— Start SUPPLIED DATA —
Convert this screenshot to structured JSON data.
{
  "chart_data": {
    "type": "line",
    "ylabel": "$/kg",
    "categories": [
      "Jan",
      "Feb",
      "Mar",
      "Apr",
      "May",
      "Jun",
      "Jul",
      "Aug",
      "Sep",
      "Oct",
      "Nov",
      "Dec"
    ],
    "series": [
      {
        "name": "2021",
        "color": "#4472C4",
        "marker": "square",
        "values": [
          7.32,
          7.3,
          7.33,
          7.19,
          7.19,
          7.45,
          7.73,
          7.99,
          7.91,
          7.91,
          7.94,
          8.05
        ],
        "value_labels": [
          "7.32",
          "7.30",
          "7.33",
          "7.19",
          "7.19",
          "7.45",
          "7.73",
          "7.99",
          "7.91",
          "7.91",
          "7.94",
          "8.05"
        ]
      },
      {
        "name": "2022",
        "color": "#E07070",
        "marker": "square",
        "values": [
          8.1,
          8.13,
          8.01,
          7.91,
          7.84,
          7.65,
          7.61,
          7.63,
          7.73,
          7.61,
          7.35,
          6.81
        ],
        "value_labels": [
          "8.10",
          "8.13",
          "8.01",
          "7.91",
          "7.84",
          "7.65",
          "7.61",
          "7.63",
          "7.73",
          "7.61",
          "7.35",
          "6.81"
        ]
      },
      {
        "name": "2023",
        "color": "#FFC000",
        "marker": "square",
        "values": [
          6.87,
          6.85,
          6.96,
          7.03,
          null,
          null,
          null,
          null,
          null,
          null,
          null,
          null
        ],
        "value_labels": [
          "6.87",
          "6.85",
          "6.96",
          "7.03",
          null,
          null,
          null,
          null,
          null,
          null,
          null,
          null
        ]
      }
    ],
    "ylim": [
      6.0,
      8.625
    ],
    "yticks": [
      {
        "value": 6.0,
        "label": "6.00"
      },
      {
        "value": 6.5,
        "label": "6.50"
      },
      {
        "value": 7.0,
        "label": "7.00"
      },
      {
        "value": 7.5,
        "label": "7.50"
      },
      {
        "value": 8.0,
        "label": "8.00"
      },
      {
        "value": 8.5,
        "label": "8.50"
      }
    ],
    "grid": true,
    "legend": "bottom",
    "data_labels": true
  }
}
— End SUPPLIED DATA —
▶ [REQUIRED WORK]
Hand back the material above in full, exactly as written.

▶ [TASK ANSWER]
Convert this screenshot to structured JSON data.
{
  "chart_data": {
    "type": "line",
    "ylabel": "$/kg",
    "categories": [
      "Jan",
      "Feb",
      "Mar",
      "Apr",
      "May",
      "Jun",
      "Jul",
      "Aug",
      "Sep",
      "Oct",
      "Nov",
      "Dec"
    ],
    "series": [
      {
        "name": "2021",
        "color": "#4472C4",
        "marker": "square",
        "values": [
          7.32,
          7.3,
          7.33,
          7.19,
          7.19,
          7.45,
          7.73,
          7.99,
          7.91,
          7.91,
          7.94,
          8.05
        ],
        "value_labels": [
          "7.32",
          "7.30",
          "7.33",
          "7.19",
          "7.19",
          "7.45",
          "7.73",
          "7.99",
          "7.91",
          "7.91",
          "7.94",
          "8.05"
        ]
      },
      {
        "name": "2022",
        "color": "#E07070",
        "marker": "square",
        "values": [
          8.1,
          8.13,
          8.01,
          7.91,
          7.84,
          7.65,
          7.61,
          7.63,
          7.73,
          7.61,
          7.35,
          6.81
        ],
        "value_labels": [
          "8.10",
          "8.13",
          "8.01",
          "7.91",
          "7.84",
          "7.65",
          "7.61",
          "7.63",
          "7.73",
          "7.61",
          "7.35",
          "6.81"
        ]
      },
      {
        "name": "2023",
        "color": "#FFC000",
        "marker": "square",
        "values": [
          6.87,
          6.85,
          6.96,
          7.03,
          null,
          null,
          null,
          null,
          null,
          null,
          null,
          null
        ],
        "value_labels": [
          "6.87",
          "6.85",
          "6.96",
          "7.03",
          null,
          null,
          null,
          null,
          null,
          null,
          null,
          null
        ]
      }
    ],
    "ylim": [
      6.0,
      8.625
    ],
    "yticks": [
      {
        "value": 6.0,
        "label": "6.00"
      },
      {
        "value": 6.5,
        "label": "6.50"
      },
      {
        "value": 7.0,
        "label": "7.00"
      },
      {
        "value": 7.5,
        "label": "7.50"
      },
      {
        "value": 8.0,
        "label": "8.00"
      },
      {
        "value": 8.5,
        "label": "8.50"
      }
    ],
    "grid": true,
    "legend": "bottom",
    "data_labels": true
  }
}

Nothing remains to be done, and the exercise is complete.